**Set exercise**
Give back the full listing, character for character, with no pictures.

(Data records)
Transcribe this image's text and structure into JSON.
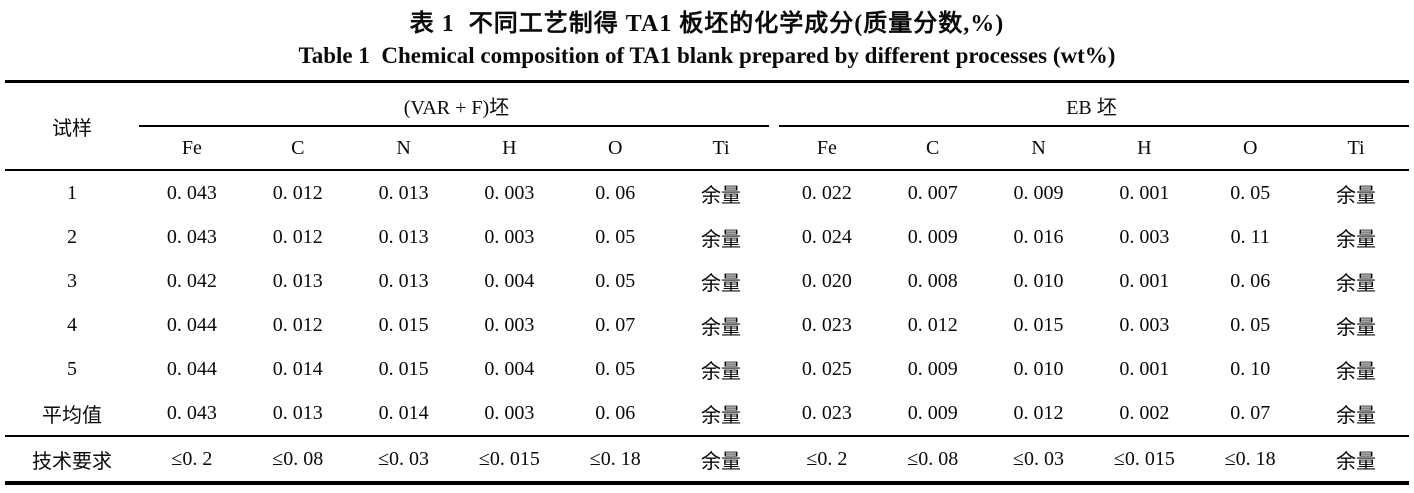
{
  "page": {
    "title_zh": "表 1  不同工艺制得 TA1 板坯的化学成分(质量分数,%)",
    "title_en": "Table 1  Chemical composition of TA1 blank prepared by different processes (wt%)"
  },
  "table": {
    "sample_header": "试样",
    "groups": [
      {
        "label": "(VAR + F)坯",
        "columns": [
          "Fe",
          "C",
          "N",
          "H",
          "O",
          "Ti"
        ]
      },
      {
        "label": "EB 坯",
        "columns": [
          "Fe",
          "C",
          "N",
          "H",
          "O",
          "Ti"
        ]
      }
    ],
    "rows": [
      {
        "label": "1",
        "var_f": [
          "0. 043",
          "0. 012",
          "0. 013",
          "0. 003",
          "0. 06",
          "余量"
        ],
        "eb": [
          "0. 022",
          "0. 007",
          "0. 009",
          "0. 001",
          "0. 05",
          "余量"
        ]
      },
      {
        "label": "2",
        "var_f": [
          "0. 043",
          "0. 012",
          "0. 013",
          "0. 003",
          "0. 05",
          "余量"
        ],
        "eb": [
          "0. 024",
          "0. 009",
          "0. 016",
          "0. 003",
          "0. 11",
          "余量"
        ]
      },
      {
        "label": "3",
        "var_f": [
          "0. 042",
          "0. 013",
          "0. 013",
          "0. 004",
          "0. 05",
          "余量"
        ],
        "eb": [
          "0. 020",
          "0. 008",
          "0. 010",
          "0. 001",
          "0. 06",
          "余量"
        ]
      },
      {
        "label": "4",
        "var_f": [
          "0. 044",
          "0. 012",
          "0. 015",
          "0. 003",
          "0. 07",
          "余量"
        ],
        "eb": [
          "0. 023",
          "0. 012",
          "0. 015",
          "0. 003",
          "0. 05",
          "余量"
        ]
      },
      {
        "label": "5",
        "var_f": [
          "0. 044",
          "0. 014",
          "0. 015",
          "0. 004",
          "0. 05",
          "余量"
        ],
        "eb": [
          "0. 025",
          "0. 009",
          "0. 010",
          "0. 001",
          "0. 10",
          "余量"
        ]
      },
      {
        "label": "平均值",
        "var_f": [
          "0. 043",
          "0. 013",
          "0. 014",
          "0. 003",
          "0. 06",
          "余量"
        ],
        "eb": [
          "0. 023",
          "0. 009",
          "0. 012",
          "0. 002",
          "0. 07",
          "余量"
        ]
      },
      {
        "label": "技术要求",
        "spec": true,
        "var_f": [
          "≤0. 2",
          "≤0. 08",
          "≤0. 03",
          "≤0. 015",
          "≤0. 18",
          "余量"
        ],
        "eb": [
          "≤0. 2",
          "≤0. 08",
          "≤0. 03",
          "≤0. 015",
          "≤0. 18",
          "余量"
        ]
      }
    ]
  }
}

**Solution to this task**
Transcribe this image's text and structure into JSON.
{
  "page": {
    "title_zh": "表 1  不同工艺制得 TA1 板坯的化学成分(质量分数,%)",
    "title_en": "Table 1  Chemical composition of TA1 blank prepared by different processes (wt%)"
  },
  "table": {
    "sample_header": "试样",
    "groups": [
      {
        "label": "(VAR + F)坯",
        "columns": [
          "Fe",
          "C",
          "N",
          "H",
          "O",
          "Ti"
        ]
      },
      {
        "label": "EB 坯",
        "columns": [
          "Fe",
          "C",
          "N",
          "H",
          "O",
          "Ti"
        ]
      }
    ],
    "rows": [
      {
        "label": "1",
        "var_f": [
          "0. 043",
          "0. 012",
          "0. 013",
          "0. 003",
          "0. 06",
          "余量"
        ],
        "eb": [
          "0. 022",
          "0. 007",
          "0. 009",
          "0. 001",
          "0. 05",
          "余量"
        ]
      },
      {
        "label": "2",
        "var_f": [
          "0. 043",
          "0. 012",
          "0. 013",
          "0. 003",
          "0. 05",
          "余量"
        ],
        "eb": [
          "0. 024",
          "0. 009",
          "0. 016",
          "0. 003",
          "0. 11",
          "余量"
        ]
      },
      {
        "label": "3",
        "var_f": [
          "0. 042",
          "0. 013",
          "0. 013",
          "0. 004",
          "0. 05",
          "余量"
        ],
        "eb": [
          "0. 020",
          "0. 008",
          "0. 010",
          "0. 001",
          "0. 06",
          "余量"
        ]
      },
      {
        "label": "4",
        "var_f": [
          "0. 044",
          "0. 012",
          "0. 015",
          "0. 003",
          "0. 07",
          "余量"
        ],
        "eb": [
          "0. 023",
          "0. 012",
          "0. 015",
          "0. 003",
          "0. 05",
          "余量"
        ]
      },
      {
        "label": "5",
        "var_f": [
          "0. 044",
          "0. 014",
          "0. 015",
          "0. 004",
          "0. 05",
          "余量"
        ],
        "eb": [
          "0. 025",
          "0. 009",
          "0. 010",
          "0. 001",
          "0. 10",
          "余量"
        ]
      },
      {
        "label": "平均值",
        "var_f": [
          "0. 043",
          "0. 013",
          "0. 014",
          "0. 003",
          "0. 06",
          "余量"
        ],
        "eb": [
          "0. 023",
          "0. 009",
          "0. 012",
          "0. 002",
          "0. 07",
          "余量"
        ]
      },
      {
        "label": "技术要求",
        "spec": true,
        "var_f": [
          "≤0. 2",
          "≤0. 08",
          "≤0. 03",
          "≤0. 015",
          "≤0. 18",
          "余量"
        ],
        "eb": [
          "≤0. 2",
          "≤0. 08",
          "≤0. 03",
          "≤0. 015",
          "≤0. 18",
          "余量"
        ]
      }
    ]
  }
}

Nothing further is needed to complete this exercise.